__EXERCISE MATERIAL__:
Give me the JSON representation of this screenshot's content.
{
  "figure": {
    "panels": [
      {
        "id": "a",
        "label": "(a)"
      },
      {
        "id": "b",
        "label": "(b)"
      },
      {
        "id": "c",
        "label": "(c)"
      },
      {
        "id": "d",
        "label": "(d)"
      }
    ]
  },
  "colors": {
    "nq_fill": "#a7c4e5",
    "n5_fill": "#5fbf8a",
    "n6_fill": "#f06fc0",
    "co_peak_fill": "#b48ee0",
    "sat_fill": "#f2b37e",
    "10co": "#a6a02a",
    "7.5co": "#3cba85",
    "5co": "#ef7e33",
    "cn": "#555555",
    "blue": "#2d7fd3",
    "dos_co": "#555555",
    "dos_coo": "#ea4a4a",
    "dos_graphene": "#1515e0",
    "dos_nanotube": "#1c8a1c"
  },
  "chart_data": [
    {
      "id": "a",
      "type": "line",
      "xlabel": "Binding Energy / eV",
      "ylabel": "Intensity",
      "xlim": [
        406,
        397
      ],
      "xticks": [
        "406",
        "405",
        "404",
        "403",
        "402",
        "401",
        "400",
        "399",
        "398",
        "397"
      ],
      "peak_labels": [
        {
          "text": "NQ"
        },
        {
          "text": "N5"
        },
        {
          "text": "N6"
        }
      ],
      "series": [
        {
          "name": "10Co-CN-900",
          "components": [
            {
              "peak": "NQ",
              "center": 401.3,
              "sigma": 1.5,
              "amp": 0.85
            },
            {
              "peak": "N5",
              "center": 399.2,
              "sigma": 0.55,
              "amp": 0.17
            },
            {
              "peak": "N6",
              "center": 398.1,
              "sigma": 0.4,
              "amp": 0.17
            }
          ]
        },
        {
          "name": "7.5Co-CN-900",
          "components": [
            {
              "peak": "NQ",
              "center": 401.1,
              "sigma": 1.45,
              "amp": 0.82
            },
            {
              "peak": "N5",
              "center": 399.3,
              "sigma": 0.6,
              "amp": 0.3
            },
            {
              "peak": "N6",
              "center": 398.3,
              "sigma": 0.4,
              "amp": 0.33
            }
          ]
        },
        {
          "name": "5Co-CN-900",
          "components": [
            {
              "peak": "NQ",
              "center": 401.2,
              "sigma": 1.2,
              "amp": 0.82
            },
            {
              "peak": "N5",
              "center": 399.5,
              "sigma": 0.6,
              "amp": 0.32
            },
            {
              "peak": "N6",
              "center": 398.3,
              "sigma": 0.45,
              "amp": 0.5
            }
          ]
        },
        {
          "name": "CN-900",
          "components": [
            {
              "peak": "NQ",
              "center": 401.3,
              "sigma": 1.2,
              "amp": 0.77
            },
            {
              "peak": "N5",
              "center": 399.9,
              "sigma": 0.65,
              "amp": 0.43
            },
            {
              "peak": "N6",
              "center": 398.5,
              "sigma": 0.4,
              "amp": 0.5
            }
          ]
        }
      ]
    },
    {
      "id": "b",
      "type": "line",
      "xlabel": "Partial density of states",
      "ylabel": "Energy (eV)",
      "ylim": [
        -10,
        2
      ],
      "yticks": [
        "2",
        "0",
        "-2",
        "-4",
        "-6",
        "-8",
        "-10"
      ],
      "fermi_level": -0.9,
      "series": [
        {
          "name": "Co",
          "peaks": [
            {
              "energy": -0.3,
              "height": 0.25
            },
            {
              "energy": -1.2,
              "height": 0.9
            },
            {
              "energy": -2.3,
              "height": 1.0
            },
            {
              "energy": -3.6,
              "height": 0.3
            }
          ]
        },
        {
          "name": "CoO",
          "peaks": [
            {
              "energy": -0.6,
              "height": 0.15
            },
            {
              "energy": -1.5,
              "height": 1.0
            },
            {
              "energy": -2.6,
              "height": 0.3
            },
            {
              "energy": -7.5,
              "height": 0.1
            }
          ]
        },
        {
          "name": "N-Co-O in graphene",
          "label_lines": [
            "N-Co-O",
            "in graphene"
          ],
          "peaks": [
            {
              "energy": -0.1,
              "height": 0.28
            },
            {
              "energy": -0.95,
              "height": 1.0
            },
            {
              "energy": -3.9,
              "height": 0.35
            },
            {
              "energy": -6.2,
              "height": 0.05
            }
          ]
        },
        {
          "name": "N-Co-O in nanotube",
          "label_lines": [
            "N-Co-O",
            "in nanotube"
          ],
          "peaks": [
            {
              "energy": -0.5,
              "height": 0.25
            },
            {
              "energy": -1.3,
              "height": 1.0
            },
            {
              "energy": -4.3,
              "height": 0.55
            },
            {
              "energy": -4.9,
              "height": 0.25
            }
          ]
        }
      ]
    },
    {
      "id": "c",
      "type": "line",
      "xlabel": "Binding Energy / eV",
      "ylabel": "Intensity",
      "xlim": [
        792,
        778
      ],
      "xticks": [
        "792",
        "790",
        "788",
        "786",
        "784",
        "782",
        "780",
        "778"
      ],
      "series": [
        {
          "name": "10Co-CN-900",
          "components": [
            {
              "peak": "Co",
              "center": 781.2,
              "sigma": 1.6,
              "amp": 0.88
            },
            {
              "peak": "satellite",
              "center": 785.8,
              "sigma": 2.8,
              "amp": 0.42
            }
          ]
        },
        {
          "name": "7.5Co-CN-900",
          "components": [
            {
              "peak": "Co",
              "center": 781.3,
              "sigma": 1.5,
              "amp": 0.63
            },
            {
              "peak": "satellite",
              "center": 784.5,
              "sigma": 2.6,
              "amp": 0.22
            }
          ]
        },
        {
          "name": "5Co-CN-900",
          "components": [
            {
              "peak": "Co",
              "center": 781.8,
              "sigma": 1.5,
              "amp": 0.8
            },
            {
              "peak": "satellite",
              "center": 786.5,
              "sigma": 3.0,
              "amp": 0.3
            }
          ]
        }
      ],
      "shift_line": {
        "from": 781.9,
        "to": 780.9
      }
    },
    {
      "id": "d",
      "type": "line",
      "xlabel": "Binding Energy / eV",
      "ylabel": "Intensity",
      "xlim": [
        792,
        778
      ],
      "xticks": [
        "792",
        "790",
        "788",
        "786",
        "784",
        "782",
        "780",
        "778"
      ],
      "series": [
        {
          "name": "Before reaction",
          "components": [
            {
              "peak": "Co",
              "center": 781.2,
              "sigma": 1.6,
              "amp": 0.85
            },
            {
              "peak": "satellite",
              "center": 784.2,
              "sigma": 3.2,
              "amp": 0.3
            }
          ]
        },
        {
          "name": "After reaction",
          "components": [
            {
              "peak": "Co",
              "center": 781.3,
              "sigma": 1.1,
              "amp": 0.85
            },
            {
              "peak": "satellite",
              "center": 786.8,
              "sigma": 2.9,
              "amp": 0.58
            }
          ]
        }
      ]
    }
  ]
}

__WRITTEN TASK__: Extract the complete listing above, reproducing each line exactly.

__EXERCISE ANSWER__:
Give me the JSON representation of this screenshot's content.
{
  "figure": {
    "panels": [
      {
        "id": "a",
        "label": "(a)"
      },
      {
        "id": "b",
        "label": "(b)"
      },
      {
        "id": "c",
        "label": "(c)"
      },
      {
        "id": "d",
        "label": "(d)"
      }
    ]
  },
  "colors": {
    "nq_fill": "#a7c4e5",
    "n5_fill": "#5fbf8a",
    "n6_fill": "#f06fc0",
    "co_peak_fill": "#b48ee0",
    "sat_fill": "#f2b37e",
    "10co": "#a6a02a",
    "7.5co": "#3cba85",
    "5co": "#ef7e33",
    "cn": "#555555",
    "blue": "#2d7fd3",
    "dos_co": "#555555",
    "dos_coo": "#ea4a4a",
    "dos_graphene": "#1515e0",
    "dos_nanotube": "#1c8a1c"
  },
  "chart_data": [
    {
      "id": "a",
      "type": "line",
      "xlabel": "Binding Energy / eV",
      "ylabel": "Intensity",
      "xlim": [
        406,
        397
      ],
      "xticks": [
        "406",
        "405",
        "404",
        "403",
        "402",
        "401",
        "400",
        "399",
        "398",
        "397"
      ],
      "peak_labels": [
        {
          "text": "NQ"
        },
        {
          "text": "N5"
        },
        {
          "text": "N6"
        }
      ],
      "series": [
        {
          "name": "10Co-CN-900",
          "components": [
            {
              "peak": "NQ",
              "center": 401.3,
              "sigma": 1.5,
              "amp": 0.85
            },
            {
              "peak": "N5",
              "center": 399.2,
              "sigma": 0.55,
              "amp": 0.17
            },
            {
              "peak": "N6",
              "center": 398.1,
              "sigma": 0.4,
              "amp": 0.17
            }
          ]
        },
        {
          "name": "7.5Co-CN-900",
          "components": [
            {
              "peak": "NQ",
              "center": 401.1,
              "sigma": 1.45,
              "amp": 0.82
            },
            {
              "peak": "N5",
              "center": 399.3,
              "sigma": 0.6,
              "amp": 0.3
            },
            {
              "peak": "N6",
              "center": 398.3,
              "sigma": 0.4,
              "amp": 0.33
            }
          ]
        },
        {
          "name": "5Co-CN-900",
          "components": [
            {
              "peak": "NQ",
              "center": 401.2,
              "sigma": 1.2,
              "amp": 0.82
            },
            {
              "peak": "N5",
              "center": 399.5,
              "sigma": 0.6,
              "amp": 0.32
            },
            {
              "peak": "N6",
              "center": 398.3,
              "sigma": 0.45,
              "amp": 0.5
            }
          ]
        },
        {
          "name": "CN-900",
          "components": [
            {
              "peak": "NQ",
              "center": 401.3,
              "sigma": 1.2,
              "amp": 0.77
            },
            {
              "peak": "N5",
              "center": 399.9,
              "sigma": 0.65,
              "amp": 0.43
            },
            {
              "peak": "N6",
              "center": 398.5,
              "sigma": 0.4,
              "amp": 0.5
            }
          ]
        }
      ]
    },
    {
      "id": "b",
      "type": "line",
      "xlabel": "Partial density of states",
      "ylabel": "Energy (eV)",
      "ylim": [
        -10,
        2
      ],
      "yticks": [
        "2",
        "0",
        "-2",
        "-4",
        "-6",
        "-8",
        "-10"
      ],
      "fermi_level": -0.9,
      "series": [
        {
          "name": "Co",
          "peaks": [
            {
              "energy": -0.3,
              "height": 0.25
            },
            {
              "energy": -1.2,
              "height": 0.9
            },
            {
              "energy": -2.3,
              "height": 1.0
            },
            {
              "energy": -3.6,
              "height": 0.3
            }
          ]
        },
        {
          "name": "CoO",
          "peaks": [
            {
              "energy": -0.6,
              "height": 0.15
            },
            {
              "energy": -1.5,
              "height": 1.0
            },
            {
              "energy": -2.6,
              "height": 0.3
            },
            {
              "energy": -7.5,
              "height": 0.1
            }
          ]
        },
        {
          "name": "N-Co-O in graphene",
          "label_lines": [
            "N-Co-O",
            "in graphene"
          ],
          "peaks": [
            {
              "energy": -0.1,
              "height": 0.28
            },
            {
              "energy": -0.95,
              "height": 1.0
            },
            {
              "energy": -3.9,
              "height": 0.35
            },
            {
              "energy": -6.2,
              "height": 0.05
            }
          ]
        },
        {
          "name": "N-Co-O in nanotube",
          "label_lines": [
            "N-Co-O",
            "in nanotube"
          ],
          "peaks": [
            {
              "energy": -0.5,
              "height": 0.25
            },
            {
              "energy": -1.3,
              "height": 1.0
            },
            {
              "energy": -4.3,
              "height": 0.55
            },
            {
              "energy": -4.9,
              "height": 0.25
            }
          ]
        }
      ]
    },
    {
      "id": "c",
      "type": "line",
      "xlabel": "Binding Energy / eV",
      "ylabel": "Intensity",
      "xlim": [
        792,
        778
      ],
      "xticks": [
        "792",
        "790",
        "788",
        "786",
        "784",
        "782",
        "780",
        "778"
      ],
      "series": [
        {
          "name": "10Co-CN-900",
          "components": [
            {
              "peak": "Co",
              "center": 781.2,
              "sigma": 1.6,
              "amp": 0.88
            },
            {
              "peak": "satellite",
              "center": 785.8,
              "sigma": 2.8,
              "amp": 0.42
            }
          ]
        },
        {
          "name": "7.5Co-CN-900",
          "components": [
            {
              "peak": "Co",
              "center": 781.3,
              "sigma": 1.5,
              "amp": 0.63
            },
            {
              "peak": "satellite",
              "center": 784.5,
              "sigma": 2.6,
              "amp": 0.22
            }
          ]
        },
        {
          "name": "5Co-CN-900",
          "components": [
            {
              "peak": "Co",
              "center": 781.8,
              "sigma": 1.5,
              "amp": 0.8
            },
            {
              "peak": "satellite",
              "center": 786.5,
              "sigma": 3.0,
              "amp": 0.3
            }
          ]
        }
      ],
      "shift_line": {
        "from": 781.9,
        "to": 780.9
      }
    },
    {
      "id": "d",
      "type": "line",
      "xlabel": "Binding Energy / eV",
      "ylabel": "Intensity",
      "xlim": [
        792,
        778
      ],
      "xticks": [
        "792",
        "790",
        "788",
        "786",
        "784",
        "782",
        "780",
        "778"
      ],
      "series": [
        {
          "name": "Before reaction",
          "components": [
            {
              "peak": "Co",
              "center": 781.2,
              "sigma": 1.6,
              "amp": 0.85
            },
            {
              "peak": "satellite",
              "center": 784.2,
              "sigma": 3.2,
              "amp": 0.3
            }
          ]
        },
        {
          "name": "After reaction",
          "components": [
            {
              "peak": "Co",
              "center": 781.3,
              "sigma": 1.1,
              "amp": 0.85
            },
            {
              "peak": "satellite",
              "center": 786.8,
              "sigma": 2.9,
              "amp": 0.58
            }
          ]
        }
      ]
    }
  ]
}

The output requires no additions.